The data ▸
↓↓↓
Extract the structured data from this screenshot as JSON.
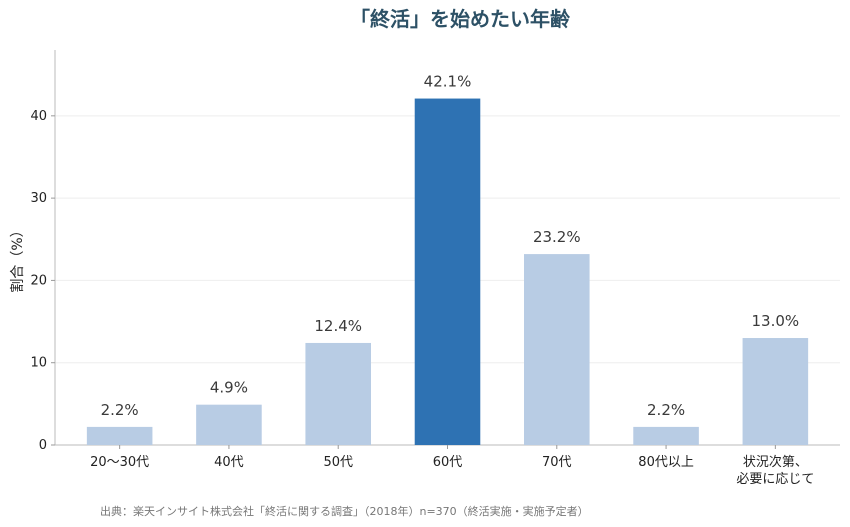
{
  "chart_data": {
    "type": "bar",
    "title": "「終活」を始めたい年齢",
    "ylabel": "割合（%）",
    "xlabel": "",
    "ylim": [
      0,
      48
    ],
    "yticks": [
      0,
      10,
      20,
      30,
      40
    ],
    "grid": true,
    "categories": [
      "20〜30代",
      "40代",
      "50代",
      "60代",
      "70代",
      "80代以上",
      "状況次第、\n必要に応じて"
    ],
    "values": [
      2.2,
      4.9,
      12.4,
      42.1,
      23.2,
      2.2,
      13.0
    ],
    "value_labels": [
      "2.2%",
      "4.9%",
      "12.4%",
      "42.1%",
      "23.2%",
      "2.2%",
      "13.0%"
    ],
    "highlight_index": 3,
    "colors": {
      "bar": "#b8cce4",
      "highlight": "#2e72b3",
      "title": "#2d5166"
    },
    "source": "出典：楽天インサイト株式会社「終活に関する調査」（2018年）n=370（終活実施・実施予定者）"
  }
}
↑↑↑
Given request ▸
Copy the material exactly. Do not include the pictures.

Task answer ▸
Extract the structured data from this screenshot as JSON.
{
  "chart_data": {
    "type": "bar",
    "title": "「終活」を始めたい年齢",
    "ylabel": "割合（%）",
    "xlabel": "",
    "ylim": [
      0,
      48
    ],
    "yticks": [
      0,
      10,
      20,
      30,
      40
    ],
    "grid": true,
    "categories": [
      "20〜30代",
      "40代",
      "50代",
      "60代",
      "70代",
      "80代以上",
      "状況次第、\n必要に応じて"
    ],
    "values": [
      2.2,
      4.9,
      12.4,
      42.1,
      23.2,
      2.2,
      13.0
    ],
    "value_labels": [
      "2.2%",
      "4.9%",
      "12.4%",
      "42.1%",
      "23.2%",
      "2.2%",
      "13.0%"
    ],
    "highlight_index": 3,
    "colors": {
      "bar": "#b8cce4",
      "highlight": "#2e72b3",
      "title": "#2d5166"
    },
    "source": "出典：楽天インサイト株式会社「終活に関する調査」（2018年）n=370（終活実施・実施予定者）"
  }
}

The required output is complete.